▶ [YOUR TASK] Extract every line below, verbatim.

▶ [PROVIDED RECORDS]
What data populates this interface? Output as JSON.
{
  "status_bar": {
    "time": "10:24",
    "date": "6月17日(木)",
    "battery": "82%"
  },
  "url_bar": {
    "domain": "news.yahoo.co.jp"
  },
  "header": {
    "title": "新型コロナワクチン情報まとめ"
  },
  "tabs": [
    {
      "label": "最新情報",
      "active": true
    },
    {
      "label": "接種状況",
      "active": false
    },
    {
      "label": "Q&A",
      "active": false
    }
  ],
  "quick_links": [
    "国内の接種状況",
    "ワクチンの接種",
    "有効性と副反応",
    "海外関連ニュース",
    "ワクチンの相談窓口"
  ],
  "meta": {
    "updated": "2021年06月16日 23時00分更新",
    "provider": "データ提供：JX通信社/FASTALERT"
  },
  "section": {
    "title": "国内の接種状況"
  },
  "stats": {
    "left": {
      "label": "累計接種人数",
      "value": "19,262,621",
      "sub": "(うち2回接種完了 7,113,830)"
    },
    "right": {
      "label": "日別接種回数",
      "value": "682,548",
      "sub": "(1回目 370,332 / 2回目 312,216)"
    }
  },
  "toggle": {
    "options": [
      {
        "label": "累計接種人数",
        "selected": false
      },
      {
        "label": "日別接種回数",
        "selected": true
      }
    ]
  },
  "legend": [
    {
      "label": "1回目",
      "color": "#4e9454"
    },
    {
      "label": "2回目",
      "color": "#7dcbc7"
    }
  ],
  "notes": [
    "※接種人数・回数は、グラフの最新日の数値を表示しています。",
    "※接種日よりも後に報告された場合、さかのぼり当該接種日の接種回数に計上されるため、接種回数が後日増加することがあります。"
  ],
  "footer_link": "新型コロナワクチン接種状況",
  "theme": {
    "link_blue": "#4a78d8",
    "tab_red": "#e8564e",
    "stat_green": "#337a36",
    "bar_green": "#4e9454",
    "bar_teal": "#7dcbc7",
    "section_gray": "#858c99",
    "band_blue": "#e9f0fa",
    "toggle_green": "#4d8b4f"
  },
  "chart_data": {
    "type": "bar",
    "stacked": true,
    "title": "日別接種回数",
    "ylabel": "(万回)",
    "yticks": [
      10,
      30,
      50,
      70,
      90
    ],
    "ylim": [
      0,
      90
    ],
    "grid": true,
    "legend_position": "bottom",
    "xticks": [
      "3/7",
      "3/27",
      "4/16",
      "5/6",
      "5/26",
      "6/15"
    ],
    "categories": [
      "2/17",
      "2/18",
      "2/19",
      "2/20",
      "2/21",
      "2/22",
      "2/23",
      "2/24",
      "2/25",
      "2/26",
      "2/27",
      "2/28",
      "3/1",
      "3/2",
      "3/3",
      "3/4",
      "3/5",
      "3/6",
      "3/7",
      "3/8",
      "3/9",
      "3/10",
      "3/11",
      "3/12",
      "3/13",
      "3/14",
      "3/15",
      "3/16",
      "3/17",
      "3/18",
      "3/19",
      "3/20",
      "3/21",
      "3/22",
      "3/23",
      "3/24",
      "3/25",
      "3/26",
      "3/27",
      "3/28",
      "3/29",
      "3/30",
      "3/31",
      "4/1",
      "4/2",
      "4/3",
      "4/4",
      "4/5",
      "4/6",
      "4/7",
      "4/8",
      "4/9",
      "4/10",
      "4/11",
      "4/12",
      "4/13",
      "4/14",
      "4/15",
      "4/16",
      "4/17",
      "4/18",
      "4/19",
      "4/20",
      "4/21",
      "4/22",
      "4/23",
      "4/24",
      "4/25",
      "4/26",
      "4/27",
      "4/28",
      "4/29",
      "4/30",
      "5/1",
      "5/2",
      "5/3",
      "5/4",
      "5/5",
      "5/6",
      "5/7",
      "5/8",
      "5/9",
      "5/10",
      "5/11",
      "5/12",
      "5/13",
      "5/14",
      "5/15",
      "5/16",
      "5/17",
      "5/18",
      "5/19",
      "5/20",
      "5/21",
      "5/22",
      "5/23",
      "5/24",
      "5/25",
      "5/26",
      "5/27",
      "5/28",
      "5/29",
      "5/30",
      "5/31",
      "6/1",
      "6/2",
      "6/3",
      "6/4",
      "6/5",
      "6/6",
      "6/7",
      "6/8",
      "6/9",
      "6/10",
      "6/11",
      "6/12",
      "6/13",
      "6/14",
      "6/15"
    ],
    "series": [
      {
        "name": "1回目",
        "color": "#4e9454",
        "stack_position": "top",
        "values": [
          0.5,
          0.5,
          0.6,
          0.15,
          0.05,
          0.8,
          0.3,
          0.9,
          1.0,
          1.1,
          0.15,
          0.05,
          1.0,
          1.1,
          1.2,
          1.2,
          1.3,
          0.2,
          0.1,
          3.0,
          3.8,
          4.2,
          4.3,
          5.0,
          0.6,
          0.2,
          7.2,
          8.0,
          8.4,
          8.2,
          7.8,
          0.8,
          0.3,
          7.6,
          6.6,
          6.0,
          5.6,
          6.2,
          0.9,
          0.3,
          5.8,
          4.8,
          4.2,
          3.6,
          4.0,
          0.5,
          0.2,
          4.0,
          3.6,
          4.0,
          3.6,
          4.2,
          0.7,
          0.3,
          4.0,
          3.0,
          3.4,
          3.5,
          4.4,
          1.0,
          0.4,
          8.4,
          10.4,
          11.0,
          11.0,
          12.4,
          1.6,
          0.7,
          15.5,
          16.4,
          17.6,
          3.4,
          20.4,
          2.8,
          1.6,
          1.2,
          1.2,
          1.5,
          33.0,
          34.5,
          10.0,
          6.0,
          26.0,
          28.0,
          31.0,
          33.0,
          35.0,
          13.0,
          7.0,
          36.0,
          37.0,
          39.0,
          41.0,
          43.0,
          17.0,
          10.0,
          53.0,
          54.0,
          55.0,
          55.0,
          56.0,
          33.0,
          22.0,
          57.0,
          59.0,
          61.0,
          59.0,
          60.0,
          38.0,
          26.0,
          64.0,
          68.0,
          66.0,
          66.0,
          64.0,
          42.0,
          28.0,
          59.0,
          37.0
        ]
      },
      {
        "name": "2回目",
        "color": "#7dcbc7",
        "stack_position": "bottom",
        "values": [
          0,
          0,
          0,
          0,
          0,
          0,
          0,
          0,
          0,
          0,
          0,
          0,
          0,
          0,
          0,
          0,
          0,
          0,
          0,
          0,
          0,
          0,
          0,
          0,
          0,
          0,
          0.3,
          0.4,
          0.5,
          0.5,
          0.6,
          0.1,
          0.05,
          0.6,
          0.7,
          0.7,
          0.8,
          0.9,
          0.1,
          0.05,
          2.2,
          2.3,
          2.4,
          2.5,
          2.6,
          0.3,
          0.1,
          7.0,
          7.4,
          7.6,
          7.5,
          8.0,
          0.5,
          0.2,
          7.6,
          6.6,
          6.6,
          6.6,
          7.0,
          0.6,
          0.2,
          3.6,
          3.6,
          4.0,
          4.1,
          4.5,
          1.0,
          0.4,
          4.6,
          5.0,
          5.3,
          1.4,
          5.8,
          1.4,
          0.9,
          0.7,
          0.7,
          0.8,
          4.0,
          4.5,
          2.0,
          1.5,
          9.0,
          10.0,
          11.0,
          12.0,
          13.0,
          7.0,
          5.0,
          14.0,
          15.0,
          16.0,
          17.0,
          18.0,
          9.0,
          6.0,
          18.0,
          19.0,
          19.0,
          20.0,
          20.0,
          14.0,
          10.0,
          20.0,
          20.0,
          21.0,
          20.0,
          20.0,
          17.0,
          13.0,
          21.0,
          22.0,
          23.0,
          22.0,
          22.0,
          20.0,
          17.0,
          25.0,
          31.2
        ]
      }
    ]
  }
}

▶ [RESPONSE TO THIS EXERCISE]
What data populates this interface? Output as JSON.
{
  "status_bar": {
    "time": "10:24",
    "date": "6月17日(木)",
    "battery": "82%"
  },
  "url_bar": {
    "domain": "news.yahoo.co.jp"
  },
  "header": {
    "title": "新型コロナワクチン情報まとめ"
  },
  "tabs": [
    {
      "label": "最新情報",
      "active": true
    },
    {
      "label": "接種状況",
      "active": false
    },
    {
      "label": "Q&A",
      "active": false
    }
  ],
  "quick_links": [
    "国内の接種状況",
    "ワクチンの接種",
    "有効性と副反応",
    "海外関連ニュース",
    "ワクチンの相談窓口"
  ],
  "meta": {
    "updated": "2021年06月16日 23時00分更新",
    "provider": "データ提供：JX通信社/FASTALERT"
  },
  "section": {
    "title": "国内の接種状況"
  },
  "stats": {
    "left": {
      "label": "累計接種人数",
      "value": "19,262,621",
      "sub": "(うち2回接種完了 7,113,830)"
    },
    "right": {
      "label": "日別接種回数",
      "value": "682,548",
      "sub": "(1回目 370,332 / 2回目 312,216)"
    }
  },
  "toggle": {
    "options": [
      {
        "label": "累計接種人数",
        "selected": false
      },
      {
        "label": "日別接種回数",
        "selected": true
      }
    ]
  },
  "legend": [
    {
      "label": "1回目",
      "color": "#4e9454"
    },
    {
      "label": "2回目",
      "color": "#7dcbc7"
    }
  ],
  "notes": [
    "※接種人数・回数は、グラフの最新日の数値を表示しています。",
    "※接種日よりも後に報告された場合、さかのぼり当該接種日の接種回数に計上されるため、接種回数が後日増加することがあります。"
  ],
  "footer_link": "新型コロナワクチン接種状況",
  "theme": {
    "link_blue": "#4a78d8",
    "tab_red": "#e8564e",
    "stat_green": "#337a36",
    "bar_green": "#4e9454",
    "bar_teal": "#7dcbc7",
    "section_gray": "#858c99",
    "band_blue": "#e9f0fa",
    "toggle_green": "#4d8b4f"
  },
  "chart_data": {
    "type": "bar",
    "stacked": true,
    "title": "日別接種回数",
    "ylabel": "(万回)",
    "yticks": [
      10,
      30,
      50,
      70,
      90
    ],
    "ylim": [
      0,
      90
    ],
    "grid": true,
    "legend_position": "bottom",
    "xticks": [
      "3/7",
      "3/27",
      "4/16",
      "5/6",
      "5/26",
      "6/15"
    ],
    "categories": [
      "2/17",
      "2/18",
      "2/19",
      "2/20",
      "2/21",
      "2/22",
      "2/23",
      "2/24",
      "2/25",
      "2/26",
      "2/27",
      "2/28",
      "3/1",
      "3/2",
      "3/3",
      "3/4",
      "3/5",
      "3/6",
      "3/7",
      "3/8",
      "3/9",
      "3/10",
      "3/11",
      "3/12",
      "3/13",
      "3/14",
      "3/15",
      "3/16",
      "3/17",
      "3/18",
      "3/19",
      "3/20",
      "3/21",
      "3/22",
      "3/23",
      "3/24",
      "3/25",
      "3/26",
      "3/27",
      "3/28",
      "3/29",
      "3/30",
      "3/31",
      "4/1",
      "4/2",
      "4/3",
      "4/4",
      "4/5",
      "4/6",
      "4/7",
      "4/8",
      "4/9",
      "4/10",
      "4/11",
      "4/12",
      "4/13",
      "4/14",
      "4/15",
      "4/16",
      "4/17",
      "4/18",
      "4/19",
      "4/20",
      "4/21",
      "4/22",
      "4/23",
      "4/24",
      "4/25",
      "4/26",
      "4/27",
      "4/28",
      "4/29",
      "4/30",
      "5/1",
      "5/2",
      "5/3",
      "5/4",
      "5/5",
      "5/6",
      "5/7",
      "5/8",
      "5/9",
      "5/10",
      "5/11",
      "5/12",
      "5/13",
      "5/14",
      "5/15",
      "5/16",
      "5/17",
      "5/18",
      "5/19",
      "5/20",
      "5/21",
      "5/22",
      "5/23",
      "5/24",
      "5/25",
      "5/26",
      "5/27",
      "5/28",
      "5/29",
      "5/30",
      "5/31",
      "6/1",
      "6/2",
      "6/3",
      "6/4",
      "6/5",
      "6/6",
      "6/7",
      "6/8",
      "6/9",
      "6/10",
      "6/11",
      "6/12",
      "6/13",
      "6/14",
      "6/15"
    ],
    "series": [
      {
        "name": "1回目",
        "color": "#4e9454",
        "stack_position": "top",
        "values": [
          0.5,
          0.5,
          0.6,
          0.15,
          0.05,
          0.8,
          0.3,
          0.9,
          1.0,
          1.1,
          0.15,
          0.05,
          1.0,
          1.1,
          1.2,
          1.2,
          1.3,
          0.2,
          0.1,
          3.0,
          3.8,
          4.2,
          4.3,
          5.0,
          0.6,
          0.2,
          7.2,
          8.0,
          8.4,
          8.2,
          7.8,
          0.8,
          0.3,
          7.6,
          6.6,
          6.0,
          5.6,
          6.2,
          0.9,
          0.3,
          5.8,
          4.8,
          4.2,
          3.6,
          4.0,
          0.5,
          0.2,
          4.0,
          3.6,
          4.0,
          3.6,
          4.2,
          0.7,
          0.3,
          4.0,
          3.0,
          3.4,
          3.5,
          4.4,
          1.0,
          0.4,
          8.4,
          10.4,
          11.0,
          11.0,
          12.4,
          1.6,
          0.7,
          15.5,
          16.4,
          17.6,
          3.4,
          20.4,
          2.8,
          1.6,
          1.2,
          1.2,
          1.5,
          33.0,
          34.5,
          10.0,
          6.0,
          26.0,
          28.0,
          31.0,
          33.0,
          35.0,
          13.0,
          7.0,
          36.0,
          37.0,
          39.0,
          41.0,
          43.0,
          17.0,
          10.0,
          53.0,
          54.0,
          55.0,
          55.0,
          56.0,
          33.0,
          22.0,
          57.0,
          59.0,
          61.0,
          59.0,
          60.0,
          38.0,
          26.0,
          64.0,
          68.0,
          66.0,
          66.0,
          64.0,
          42.0,
          28.0,
          59.0,
          37.0
        ]
      },
      {
        "name": "2回目",
        "color": "#7dcbc7",
        "stack_position": "bottom",
        "values": [
          0,
          0,
          0,
          0,
          0,
          0,
          0,
          0,
          0,
          0,
          0,
          0,
          0,
          0,
          0,
          0,
          0,
          0,
          0,
          0,
          0,
          0,
          0,
          0,
          0,
          0,
          0.3,
          0.4,
          0.5,
          0.5,
          0.6,
          0.1,
          0.05,
          0.6,
          0.7,
          0.7,
          0.8,
          0.9,
          0.1,
          0.05,
          2.2,
          2.3,
          2.4,
          2.5,
          2.6,
          0.3,
          0.1,
          7.0,
          7.4,
          7.6,
          7.5,
          8.0,
          0.5,
          0.2,
          7.6,
          6.6,
          6.6,
          6.6,
          7.0,
          0.6,
          0.2,
          3.6,
          3.6,
          4.0,
          4.1,
          4.5,
          1.0,
          0.4,
          4.6,
          5.0,
          5.3,
          1.4,
          5.8,
          1.4,
          0.9,
          0.7,
          0.7,
          0.8,
          4.0,
          4.5,
          2.0,
          1.5,
          9.0,
          10.0,
          11.0,
          12.0,
          13.0,
          7.0,
          5.0,
          14.0,
          15.0,
          16.0,
          17.0,
          18.0,
          9.0,
          6.0,
          18.0,
          19.0,
          19.0,
          20.0,
          20.0,
          14.0,
          10.0,
          20.0,
          20.0,
          21.0,
          20.0,
          20.0,
          17.0,
          13.0,
          21.0,
          22.0,
          23.0,
          22.0,
          22.0,
          20.0,
          17.0,
          25.0,
          31.2
        ]
      }
    ]
  }
}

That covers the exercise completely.